THE TASK: Make an exact copy of all the data.

[Source records]
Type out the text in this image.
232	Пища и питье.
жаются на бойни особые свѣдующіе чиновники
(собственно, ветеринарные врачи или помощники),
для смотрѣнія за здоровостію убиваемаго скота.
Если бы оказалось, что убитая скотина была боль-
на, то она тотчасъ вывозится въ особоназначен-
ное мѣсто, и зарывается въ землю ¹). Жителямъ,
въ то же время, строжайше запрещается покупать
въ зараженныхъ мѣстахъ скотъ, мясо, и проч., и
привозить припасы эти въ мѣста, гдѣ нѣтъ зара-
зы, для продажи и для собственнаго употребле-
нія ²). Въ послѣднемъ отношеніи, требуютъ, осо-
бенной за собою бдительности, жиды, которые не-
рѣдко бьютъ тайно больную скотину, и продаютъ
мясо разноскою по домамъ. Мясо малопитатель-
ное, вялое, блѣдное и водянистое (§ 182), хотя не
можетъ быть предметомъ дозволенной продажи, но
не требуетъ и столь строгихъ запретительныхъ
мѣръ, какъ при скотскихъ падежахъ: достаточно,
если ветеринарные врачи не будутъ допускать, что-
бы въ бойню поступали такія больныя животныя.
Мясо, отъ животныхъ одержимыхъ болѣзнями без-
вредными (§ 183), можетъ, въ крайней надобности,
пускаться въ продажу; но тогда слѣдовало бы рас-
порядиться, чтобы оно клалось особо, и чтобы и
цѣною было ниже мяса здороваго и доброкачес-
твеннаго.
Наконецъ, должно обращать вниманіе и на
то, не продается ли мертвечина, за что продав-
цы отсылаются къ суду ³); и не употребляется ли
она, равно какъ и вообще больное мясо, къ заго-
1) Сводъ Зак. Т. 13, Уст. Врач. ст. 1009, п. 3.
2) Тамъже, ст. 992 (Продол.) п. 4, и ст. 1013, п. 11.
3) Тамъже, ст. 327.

SOLUTION TO THIS PROBLEM:
Type out the text in this image.
232	Пища и питье.
жаются на бойни особые свѣдующіе чиновники
(собственно, ветеринарные врачи или помощники),
для смотрѣнія за здоровостію убиваемаго скота.
Если бы оказалось, что убитая скотина была боль-
на, то она тотчасъ вывозится въ особоназначен-
ное мѣсто, и зарывается въ землю ¹). Жителямъ,
въ то же время, строжайше запрещается покупать
въ зараженныхъ мѣстахъ скотъ, мясо, и проч., и
привозить припасы эти въ мѣста, гдѣ нѣтъ зара-
зы, для продажи и для собственнаго употребле-
нія ²). Въ послѣднемъ отношеніи, требуютъ, осо-
бенной за собою бдительности, жиды, которые не-
рѣдко бьютъ тайно больную скотину, и продаютъ
мясо разноскою по домамъ. Мясо малопитатель-
ное, вялое, блѣдное и водянистое (§ 182), хотя не
можетъ быть предметомъ дозволенной продажи, но
не требуетъ и столь строгихъ запретительныхъ
мѣръ, какъ при скотскихъ падежахъ: достаточно,
если ветеринарные врачи не будутъ допускать, что-
бы въ бойню поступали такія больныя животныя.
Мясо, отъ животныхъ одержимыхъ болѣзнями без-
вредными (§ 183), можетъ, въ крайней надобности,
пускаться въ продажу; но тогда слѣдовало бы рас-
порядиться, чтобы оно клалось особо, и чтобы и
цѣною было ниже мяса здороваго и доброкачес-
твеннаго.
Наконецъ, должно обращать вниманіе и на
то, не продается ли мертвечина, за что продав-
цы отсылаются къ суду ³); и не употребляется ли
она, равно какъ и вообще больное мясо, къ заго-
1) Сводъ Зак. Т. 13, Уст. Врач. ст. 1009, п. 3.
2) Тамъже, ст. 992 (Продол.) п. 4, и ст. 1013, п. 11.
3) Тамъже, ст. 327.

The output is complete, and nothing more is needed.